Stored items from a collection:

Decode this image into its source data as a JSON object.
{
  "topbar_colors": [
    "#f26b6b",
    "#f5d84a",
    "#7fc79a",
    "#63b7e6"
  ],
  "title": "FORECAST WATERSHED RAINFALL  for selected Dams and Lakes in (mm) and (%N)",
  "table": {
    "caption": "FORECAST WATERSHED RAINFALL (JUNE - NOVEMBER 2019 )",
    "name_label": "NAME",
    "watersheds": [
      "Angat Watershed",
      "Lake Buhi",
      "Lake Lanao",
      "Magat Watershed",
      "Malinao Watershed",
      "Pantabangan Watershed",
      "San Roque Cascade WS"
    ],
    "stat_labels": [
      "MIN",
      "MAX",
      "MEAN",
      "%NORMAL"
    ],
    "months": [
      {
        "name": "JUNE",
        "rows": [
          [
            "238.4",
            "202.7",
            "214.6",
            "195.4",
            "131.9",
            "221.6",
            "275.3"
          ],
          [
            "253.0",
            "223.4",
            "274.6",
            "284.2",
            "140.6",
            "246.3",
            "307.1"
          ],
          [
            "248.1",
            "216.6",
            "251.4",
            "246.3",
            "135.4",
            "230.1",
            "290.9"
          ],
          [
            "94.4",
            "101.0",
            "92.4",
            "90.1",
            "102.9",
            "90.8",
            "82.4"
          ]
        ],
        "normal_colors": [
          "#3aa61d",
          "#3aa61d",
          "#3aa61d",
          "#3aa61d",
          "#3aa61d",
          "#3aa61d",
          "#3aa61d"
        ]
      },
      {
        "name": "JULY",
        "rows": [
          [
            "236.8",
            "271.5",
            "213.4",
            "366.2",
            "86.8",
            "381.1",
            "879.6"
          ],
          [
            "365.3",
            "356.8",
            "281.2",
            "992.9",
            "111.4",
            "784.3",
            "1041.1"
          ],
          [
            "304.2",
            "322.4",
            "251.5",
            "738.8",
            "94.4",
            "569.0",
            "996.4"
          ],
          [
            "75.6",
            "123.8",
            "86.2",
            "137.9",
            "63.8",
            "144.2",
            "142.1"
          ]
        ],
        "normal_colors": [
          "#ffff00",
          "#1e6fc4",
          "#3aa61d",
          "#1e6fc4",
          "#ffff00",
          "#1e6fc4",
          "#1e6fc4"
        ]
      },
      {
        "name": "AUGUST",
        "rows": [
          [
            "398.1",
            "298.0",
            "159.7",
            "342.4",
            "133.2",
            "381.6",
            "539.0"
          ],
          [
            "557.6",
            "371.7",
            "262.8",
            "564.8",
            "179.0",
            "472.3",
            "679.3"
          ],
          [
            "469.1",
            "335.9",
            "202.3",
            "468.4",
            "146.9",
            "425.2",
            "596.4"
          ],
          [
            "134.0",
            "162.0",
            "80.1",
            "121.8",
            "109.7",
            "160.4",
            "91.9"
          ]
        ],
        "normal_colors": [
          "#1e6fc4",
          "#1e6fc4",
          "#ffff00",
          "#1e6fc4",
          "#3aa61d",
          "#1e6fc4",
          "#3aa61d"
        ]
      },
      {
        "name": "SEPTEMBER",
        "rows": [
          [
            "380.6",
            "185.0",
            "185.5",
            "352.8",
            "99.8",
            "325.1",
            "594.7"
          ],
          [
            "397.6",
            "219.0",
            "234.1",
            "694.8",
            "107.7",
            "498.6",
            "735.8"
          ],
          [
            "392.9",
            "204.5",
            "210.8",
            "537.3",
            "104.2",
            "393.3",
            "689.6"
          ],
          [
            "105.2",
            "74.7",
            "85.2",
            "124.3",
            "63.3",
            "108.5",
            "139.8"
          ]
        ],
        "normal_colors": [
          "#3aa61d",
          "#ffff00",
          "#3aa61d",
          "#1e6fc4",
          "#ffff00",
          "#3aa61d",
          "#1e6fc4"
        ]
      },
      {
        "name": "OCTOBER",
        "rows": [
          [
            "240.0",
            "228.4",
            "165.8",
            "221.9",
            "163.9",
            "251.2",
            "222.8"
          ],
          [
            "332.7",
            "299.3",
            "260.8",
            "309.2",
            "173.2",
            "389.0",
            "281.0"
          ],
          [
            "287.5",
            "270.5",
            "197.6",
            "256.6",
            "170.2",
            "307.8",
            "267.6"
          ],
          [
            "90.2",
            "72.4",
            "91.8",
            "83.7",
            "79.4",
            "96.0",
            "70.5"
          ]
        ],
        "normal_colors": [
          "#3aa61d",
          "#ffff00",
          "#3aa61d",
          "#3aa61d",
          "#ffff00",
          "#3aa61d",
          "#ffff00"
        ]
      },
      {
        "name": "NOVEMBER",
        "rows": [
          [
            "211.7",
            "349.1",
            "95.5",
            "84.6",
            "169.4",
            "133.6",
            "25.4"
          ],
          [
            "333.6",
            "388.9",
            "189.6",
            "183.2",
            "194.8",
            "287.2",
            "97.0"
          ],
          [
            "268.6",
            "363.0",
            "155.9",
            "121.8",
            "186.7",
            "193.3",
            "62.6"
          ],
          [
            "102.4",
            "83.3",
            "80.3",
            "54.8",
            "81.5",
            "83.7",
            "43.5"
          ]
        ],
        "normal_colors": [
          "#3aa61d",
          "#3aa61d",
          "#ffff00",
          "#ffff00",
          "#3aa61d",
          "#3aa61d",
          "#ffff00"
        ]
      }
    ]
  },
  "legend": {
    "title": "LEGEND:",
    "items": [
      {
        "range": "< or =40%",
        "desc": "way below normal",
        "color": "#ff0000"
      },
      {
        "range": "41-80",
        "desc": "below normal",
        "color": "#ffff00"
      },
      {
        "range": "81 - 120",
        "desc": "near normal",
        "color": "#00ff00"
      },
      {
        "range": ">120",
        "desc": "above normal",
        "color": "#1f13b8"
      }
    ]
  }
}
* * *
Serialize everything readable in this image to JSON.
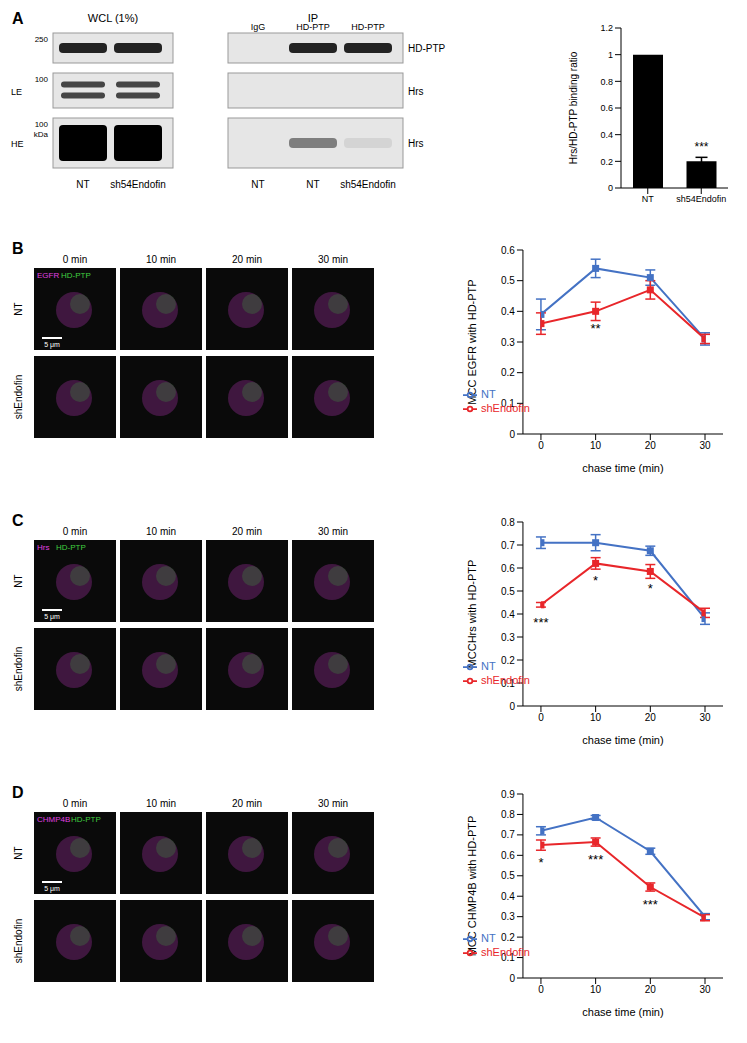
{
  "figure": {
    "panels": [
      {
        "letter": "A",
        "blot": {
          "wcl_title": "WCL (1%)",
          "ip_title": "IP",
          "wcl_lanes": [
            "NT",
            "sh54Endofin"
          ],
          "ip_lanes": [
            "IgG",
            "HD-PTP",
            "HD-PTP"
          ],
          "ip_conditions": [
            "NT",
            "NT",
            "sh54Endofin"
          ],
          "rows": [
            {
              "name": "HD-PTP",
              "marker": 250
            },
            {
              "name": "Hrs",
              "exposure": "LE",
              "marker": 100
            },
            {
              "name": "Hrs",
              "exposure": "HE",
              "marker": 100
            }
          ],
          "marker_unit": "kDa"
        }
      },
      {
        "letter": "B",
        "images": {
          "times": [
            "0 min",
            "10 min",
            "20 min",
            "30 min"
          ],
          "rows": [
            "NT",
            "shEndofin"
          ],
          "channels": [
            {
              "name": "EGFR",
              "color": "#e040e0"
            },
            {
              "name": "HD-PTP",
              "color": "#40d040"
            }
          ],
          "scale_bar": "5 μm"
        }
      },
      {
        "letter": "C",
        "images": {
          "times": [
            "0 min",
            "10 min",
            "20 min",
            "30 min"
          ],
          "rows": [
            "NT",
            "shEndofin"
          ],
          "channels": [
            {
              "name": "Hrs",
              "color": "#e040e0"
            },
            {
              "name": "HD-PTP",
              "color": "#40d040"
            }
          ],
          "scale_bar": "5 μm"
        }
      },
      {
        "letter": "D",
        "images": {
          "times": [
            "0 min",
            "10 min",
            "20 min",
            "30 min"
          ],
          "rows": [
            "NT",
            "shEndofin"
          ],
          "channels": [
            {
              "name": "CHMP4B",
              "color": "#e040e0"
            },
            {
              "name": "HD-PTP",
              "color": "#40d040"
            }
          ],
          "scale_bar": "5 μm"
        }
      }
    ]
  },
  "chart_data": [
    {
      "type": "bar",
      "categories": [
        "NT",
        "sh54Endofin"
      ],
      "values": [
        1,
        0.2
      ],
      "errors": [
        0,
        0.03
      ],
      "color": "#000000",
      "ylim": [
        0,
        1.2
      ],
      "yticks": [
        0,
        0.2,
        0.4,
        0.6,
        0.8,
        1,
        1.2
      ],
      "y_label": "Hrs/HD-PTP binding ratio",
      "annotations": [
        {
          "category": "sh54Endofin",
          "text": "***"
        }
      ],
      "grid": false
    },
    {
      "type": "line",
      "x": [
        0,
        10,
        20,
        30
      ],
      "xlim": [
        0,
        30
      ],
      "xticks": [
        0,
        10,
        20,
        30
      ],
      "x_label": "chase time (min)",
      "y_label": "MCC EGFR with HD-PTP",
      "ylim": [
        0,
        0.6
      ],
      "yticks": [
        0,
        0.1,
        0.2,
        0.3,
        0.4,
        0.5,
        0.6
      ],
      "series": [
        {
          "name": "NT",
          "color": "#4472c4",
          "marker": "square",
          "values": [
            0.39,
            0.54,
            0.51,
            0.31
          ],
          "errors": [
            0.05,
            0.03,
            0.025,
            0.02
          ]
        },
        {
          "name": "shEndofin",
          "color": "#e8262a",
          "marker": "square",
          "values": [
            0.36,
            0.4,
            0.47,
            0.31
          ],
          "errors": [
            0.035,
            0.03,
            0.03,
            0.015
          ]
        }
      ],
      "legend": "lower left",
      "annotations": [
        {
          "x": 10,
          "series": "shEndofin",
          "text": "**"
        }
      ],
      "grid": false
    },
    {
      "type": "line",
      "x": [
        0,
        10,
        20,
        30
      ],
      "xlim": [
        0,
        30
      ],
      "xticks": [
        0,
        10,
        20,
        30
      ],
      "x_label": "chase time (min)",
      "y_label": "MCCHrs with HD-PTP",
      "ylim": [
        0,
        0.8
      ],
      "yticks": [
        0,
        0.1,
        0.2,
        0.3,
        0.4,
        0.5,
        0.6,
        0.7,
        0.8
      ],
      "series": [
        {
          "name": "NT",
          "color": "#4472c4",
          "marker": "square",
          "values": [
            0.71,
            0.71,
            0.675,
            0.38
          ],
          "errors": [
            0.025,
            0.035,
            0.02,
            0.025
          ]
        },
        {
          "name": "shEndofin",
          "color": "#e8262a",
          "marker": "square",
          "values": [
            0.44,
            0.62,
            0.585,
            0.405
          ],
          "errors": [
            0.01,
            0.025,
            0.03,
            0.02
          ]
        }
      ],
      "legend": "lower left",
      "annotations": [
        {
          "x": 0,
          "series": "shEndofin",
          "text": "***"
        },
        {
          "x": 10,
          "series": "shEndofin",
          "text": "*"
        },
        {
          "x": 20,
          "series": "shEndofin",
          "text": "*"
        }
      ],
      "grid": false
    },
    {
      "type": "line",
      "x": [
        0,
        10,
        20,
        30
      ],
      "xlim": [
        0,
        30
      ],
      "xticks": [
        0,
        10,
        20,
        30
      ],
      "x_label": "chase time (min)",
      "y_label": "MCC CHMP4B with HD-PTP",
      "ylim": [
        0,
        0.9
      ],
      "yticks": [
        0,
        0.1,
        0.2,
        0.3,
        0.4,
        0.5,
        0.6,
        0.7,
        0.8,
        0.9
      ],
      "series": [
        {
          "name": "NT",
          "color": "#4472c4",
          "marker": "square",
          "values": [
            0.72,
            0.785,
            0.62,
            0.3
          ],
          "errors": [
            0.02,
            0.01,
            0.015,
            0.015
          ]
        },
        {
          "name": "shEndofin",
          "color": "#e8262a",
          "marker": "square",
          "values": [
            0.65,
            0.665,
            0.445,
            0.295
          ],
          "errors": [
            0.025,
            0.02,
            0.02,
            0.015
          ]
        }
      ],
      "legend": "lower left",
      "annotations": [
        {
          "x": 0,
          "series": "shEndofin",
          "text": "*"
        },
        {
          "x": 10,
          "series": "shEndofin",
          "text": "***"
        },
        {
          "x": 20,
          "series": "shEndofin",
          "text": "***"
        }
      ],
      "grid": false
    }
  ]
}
==
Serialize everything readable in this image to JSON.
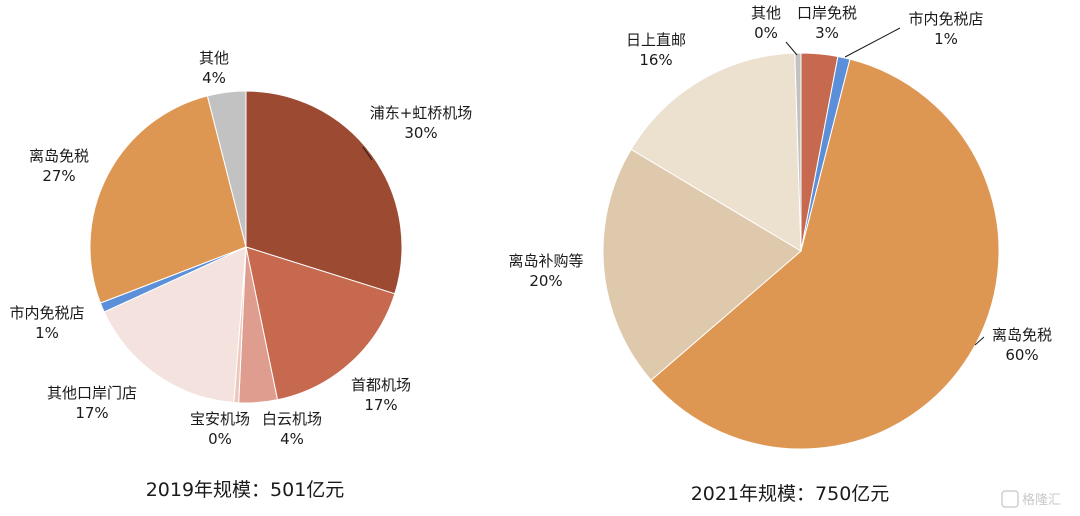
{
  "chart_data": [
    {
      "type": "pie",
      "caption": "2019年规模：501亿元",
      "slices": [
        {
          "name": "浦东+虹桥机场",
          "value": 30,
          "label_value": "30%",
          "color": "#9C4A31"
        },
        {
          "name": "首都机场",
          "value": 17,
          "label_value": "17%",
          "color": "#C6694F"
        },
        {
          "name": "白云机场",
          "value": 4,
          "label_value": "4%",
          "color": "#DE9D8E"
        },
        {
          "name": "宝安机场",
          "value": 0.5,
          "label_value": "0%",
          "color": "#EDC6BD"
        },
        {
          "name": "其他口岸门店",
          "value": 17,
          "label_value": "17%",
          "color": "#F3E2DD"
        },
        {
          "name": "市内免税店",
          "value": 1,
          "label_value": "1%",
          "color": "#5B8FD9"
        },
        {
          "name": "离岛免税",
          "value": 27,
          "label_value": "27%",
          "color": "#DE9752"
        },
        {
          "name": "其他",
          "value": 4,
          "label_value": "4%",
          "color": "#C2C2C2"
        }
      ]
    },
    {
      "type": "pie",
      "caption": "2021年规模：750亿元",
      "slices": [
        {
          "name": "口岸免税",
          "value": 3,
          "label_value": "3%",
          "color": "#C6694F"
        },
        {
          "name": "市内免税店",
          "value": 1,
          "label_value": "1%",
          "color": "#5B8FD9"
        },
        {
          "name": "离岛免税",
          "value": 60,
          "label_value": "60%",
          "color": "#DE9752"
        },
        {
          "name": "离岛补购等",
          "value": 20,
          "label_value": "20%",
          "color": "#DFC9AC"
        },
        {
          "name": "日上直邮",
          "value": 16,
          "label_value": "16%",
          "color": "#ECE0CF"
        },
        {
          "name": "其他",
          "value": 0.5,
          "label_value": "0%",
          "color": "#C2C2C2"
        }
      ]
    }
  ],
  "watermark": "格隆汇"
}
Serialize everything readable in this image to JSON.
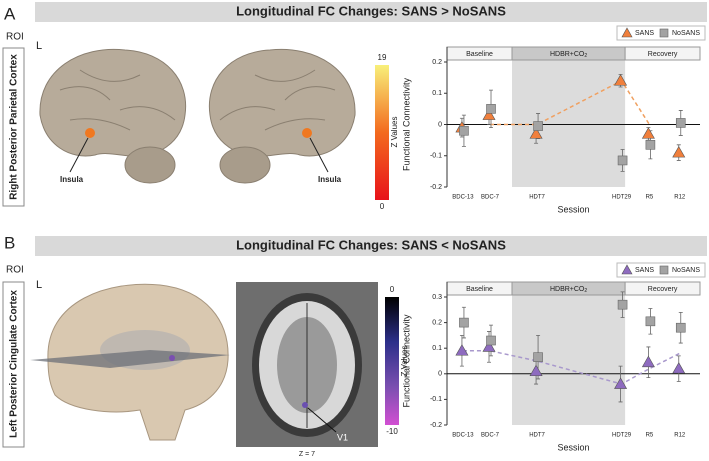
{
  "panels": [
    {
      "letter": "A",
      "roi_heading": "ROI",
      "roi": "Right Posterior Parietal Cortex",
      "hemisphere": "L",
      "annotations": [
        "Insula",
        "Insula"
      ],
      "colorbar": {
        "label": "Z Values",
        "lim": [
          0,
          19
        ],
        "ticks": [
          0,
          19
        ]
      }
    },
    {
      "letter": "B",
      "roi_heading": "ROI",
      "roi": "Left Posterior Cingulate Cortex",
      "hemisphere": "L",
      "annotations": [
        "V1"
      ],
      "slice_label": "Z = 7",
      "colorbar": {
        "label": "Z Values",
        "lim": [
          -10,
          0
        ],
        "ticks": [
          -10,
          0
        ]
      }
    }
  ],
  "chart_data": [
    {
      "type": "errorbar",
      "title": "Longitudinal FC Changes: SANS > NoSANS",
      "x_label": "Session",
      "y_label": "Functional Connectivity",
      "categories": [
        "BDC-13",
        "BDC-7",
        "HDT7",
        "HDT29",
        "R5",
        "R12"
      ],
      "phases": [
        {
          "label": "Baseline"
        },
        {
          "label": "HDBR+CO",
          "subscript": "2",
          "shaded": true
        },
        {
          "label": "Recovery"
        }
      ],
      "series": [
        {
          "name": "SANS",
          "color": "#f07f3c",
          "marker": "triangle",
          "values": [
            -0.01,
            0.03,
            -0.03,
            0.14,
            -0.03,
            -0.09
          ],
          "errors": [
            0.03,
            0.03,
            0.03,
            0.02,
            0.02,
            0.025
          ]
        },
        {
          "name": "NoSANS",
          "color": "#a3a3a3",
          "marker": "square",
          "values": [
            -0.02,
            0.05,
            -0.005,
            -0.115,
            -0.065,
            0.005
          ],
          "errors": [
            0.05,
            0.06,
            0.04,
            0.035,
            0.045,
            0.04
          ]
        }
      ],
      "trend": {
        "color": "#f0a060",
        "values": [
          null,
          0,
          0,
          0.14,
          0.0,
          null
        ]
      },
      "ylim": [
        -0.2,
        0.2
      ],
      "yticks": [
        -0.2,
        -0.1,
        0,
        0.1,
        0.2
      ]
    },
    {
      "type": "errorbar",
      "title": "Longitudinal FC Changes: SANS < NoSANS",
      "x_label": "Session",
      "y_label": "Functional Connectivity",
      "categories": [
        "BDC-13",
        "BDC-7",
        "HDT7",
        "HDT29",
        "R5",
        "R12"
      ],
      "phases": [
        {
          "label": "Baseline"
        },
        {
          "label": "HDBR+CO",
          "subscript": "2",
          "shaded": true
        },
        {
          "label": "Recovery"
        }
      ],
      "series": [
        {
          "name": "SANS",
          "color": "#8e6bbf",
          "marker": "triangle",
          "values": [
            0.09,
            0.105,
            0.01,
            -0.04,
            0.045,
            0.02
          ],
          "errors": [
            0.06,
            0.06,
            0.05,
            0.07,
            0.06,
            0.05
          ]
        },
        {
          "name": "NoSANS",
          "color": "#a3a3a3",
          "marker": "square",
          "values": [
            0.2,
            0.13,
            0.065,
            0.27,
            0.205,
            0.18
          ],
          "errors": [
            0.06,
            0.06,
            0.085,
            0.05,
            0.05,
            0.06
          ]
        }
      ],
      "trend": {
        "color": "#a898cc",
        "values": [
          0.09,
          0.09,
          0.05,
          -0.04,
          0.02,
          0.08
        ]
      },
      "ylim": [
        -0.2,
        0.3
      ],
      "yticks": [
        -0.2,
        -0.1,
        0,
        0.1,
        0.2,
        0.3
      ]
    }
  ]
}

What you will do:
In the records above, locate every line with the string "Cortex" and copy it.

Output of the exercise:
      "roi": "Right Posterior Parietal Cortex",
      "roi": "Left Posterior Cingulate Cortex",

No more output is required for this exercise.